**REQUIREMENT:**
Repeat, exactly and completely, the material that follows. Omit the pictures.

(Dataset items)
= = = = =
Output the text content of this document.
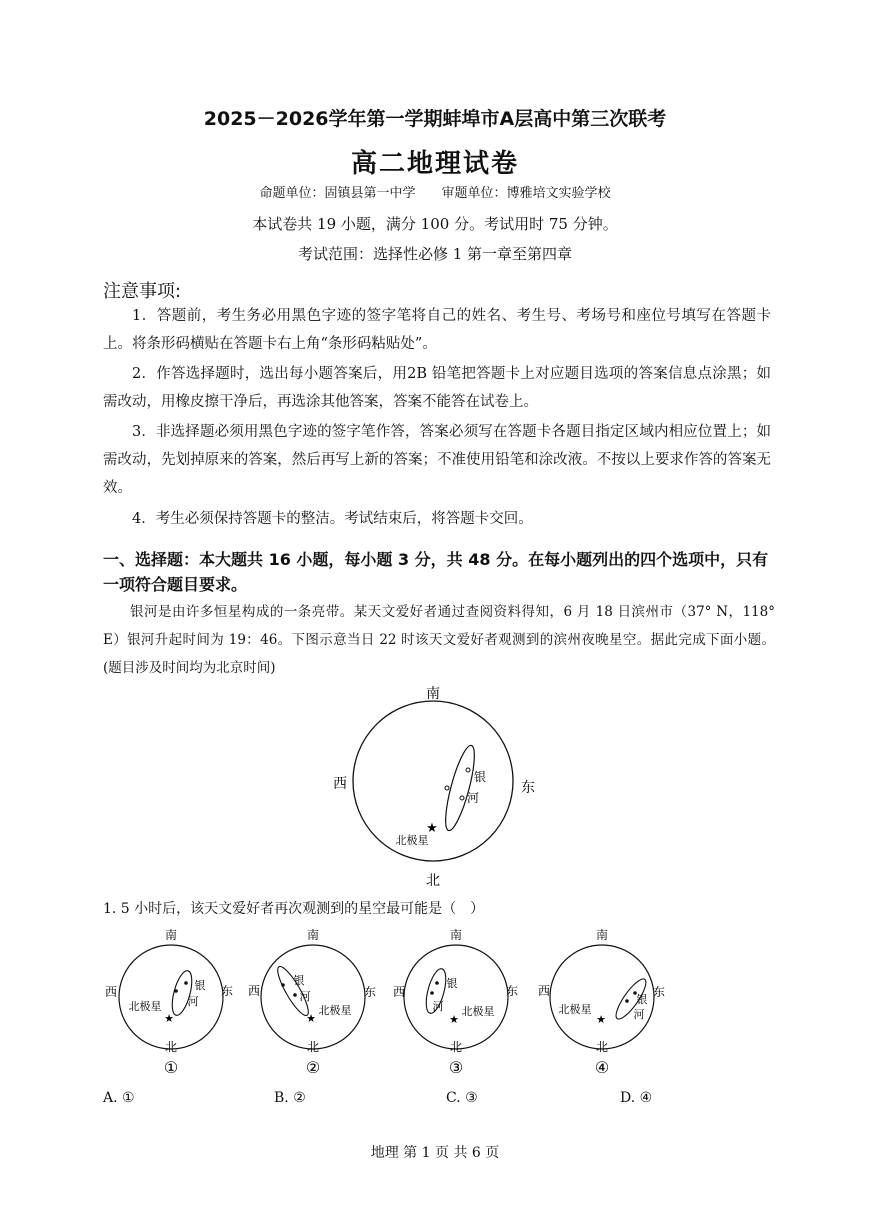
2025－2026学年第一学期蚌埠市A层高中第三次联考
高二地理试卷
命题单位：固镇县第一中学　　审题单位：博雅培文实验学校
本试卷共 19 小题，满分 100 分。考试用时 75 分钟。
考试范围：选择性必修 1 第一章至第四章
注意事项:
1．答题前，考生务必用黑色字迹的签字笔将自己的姓名、考生号、考场号和座位号填写在答题卡上。将条形码横贴在答题卡右上角“条形码粘贴处”。
2．作答选择题时，选出每小题答案后，用2B 铅笔把答题卡上对应题目选项的答案信息点涂黑；如需改动，用橡皮擦干净后，再选涂其他答案，答案不能答在试卷上。
3．非选择题必须用黑色字迹的签字笔作答，答案必须写在答题卡各题目指定区域内相应位置上；如需改动，先划掉原来的答案，然后再写上新的答案；不准使用铅笔和涂改液。不按以上要求作答的答案无效。
4．考生必须保持答题卡的整洁。考试结束后，将答题卡交回。
一、选择题：本大题共 16 小题，每小题 3 分，共 48 分。在每小题列出的四个选项中，只有一项符合题目要求。
银河是由许多恒星构成的一条亮带。某天文爱好者通过查阅资料得知，6 月 18 日滨州市（37° N，118° E）银河升起时间为 19：46。下图示意当日 22 时该天文爱好者观测到的滨州夜晚星空。据此完成下面小题。(题目涉及时间均为北京时间)
南
西	东
银
河
★
北极星
北
1. 5 小时后，该天文爱好者再次观测到的星空最可能是（　）
南
西	东
银
河
北极星
★
北
①
南
西	东
银
河
★
北极星
北
②
南
西	东
银
河 北极星
★
北
③
南
西	东
银
河
北极星
★
北
④
A. ①	B. ②	C. ③	D. ④
地理 第 1 页 共 6 页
= = = = =
**ANSWER TO THE PROBLEM:**
Output the text content of this document.
2025－2026学年第一学期蚌埠市A层高中第三次联考
高二地理试卷
命题单位：固镇县第一中学　　审题单位：博雅培文实验学校
本试卷共 19 小题，满分 100 分。考试用时 75 分钟。
考试范围：选择性必修 1 第一章至第四章
注意事项:
1．答题前，考生务必用黑色字迹的签字笔将自己的姓名、考生号、考场号和座位号填写在答题卡上。将条形码横贴在答题卡右上角“条形码粘贴处”。
2．作答选择题时，选出每小题答案后，用2B 铅笔把答题卡上对应题目选项的答案信息点涂黑；如需改动，用橡皮擦干净后，再选涂其他答案，答案不能答在试卷上。
3．非选择题必须用黑色字迹的签字笔作答，答案必须写在答题卡各题目指定区域内相应位置上；如需改动，先划掉原来的答案，然后再写上新的答案；不准使用铅笔和涂改液。不按以上要求作答的答案无效。
4．考生必须保持答题卡的整洁。考试结束后，将答题卡交回。
一、选择题：本大题共 16 小题，每小题 3 分，共 48 分。在每小题列出的四个选项中，只有一项符合题目要求。
银河是由许多恒星构成的一条亮带。某天文爱好者通过查阅资料得知，6 月 18 日滨州市（37° N，118° E）银河升起时间为 19：46。下图示意当日 22 时该天文爱好者观测到的滨州夜晚星空。据此完成下面小题。(题目涉及时间均为北京时间)
南
西	东
银
河
★
北极星
北
1. 5 小时后，该天文爱好者再次观测到的星空最可能是（　）
南
西	东
银
河
北极星
★
北
①
南
西	东
银
河
★
北极星
北
②
南
西	东
银
河 北极星
★
北
③
南
西	东
银
河
北极星
★
北
④
A. ①	B. ②	C. ③	D. ④
地理 第 1 页 共 6 页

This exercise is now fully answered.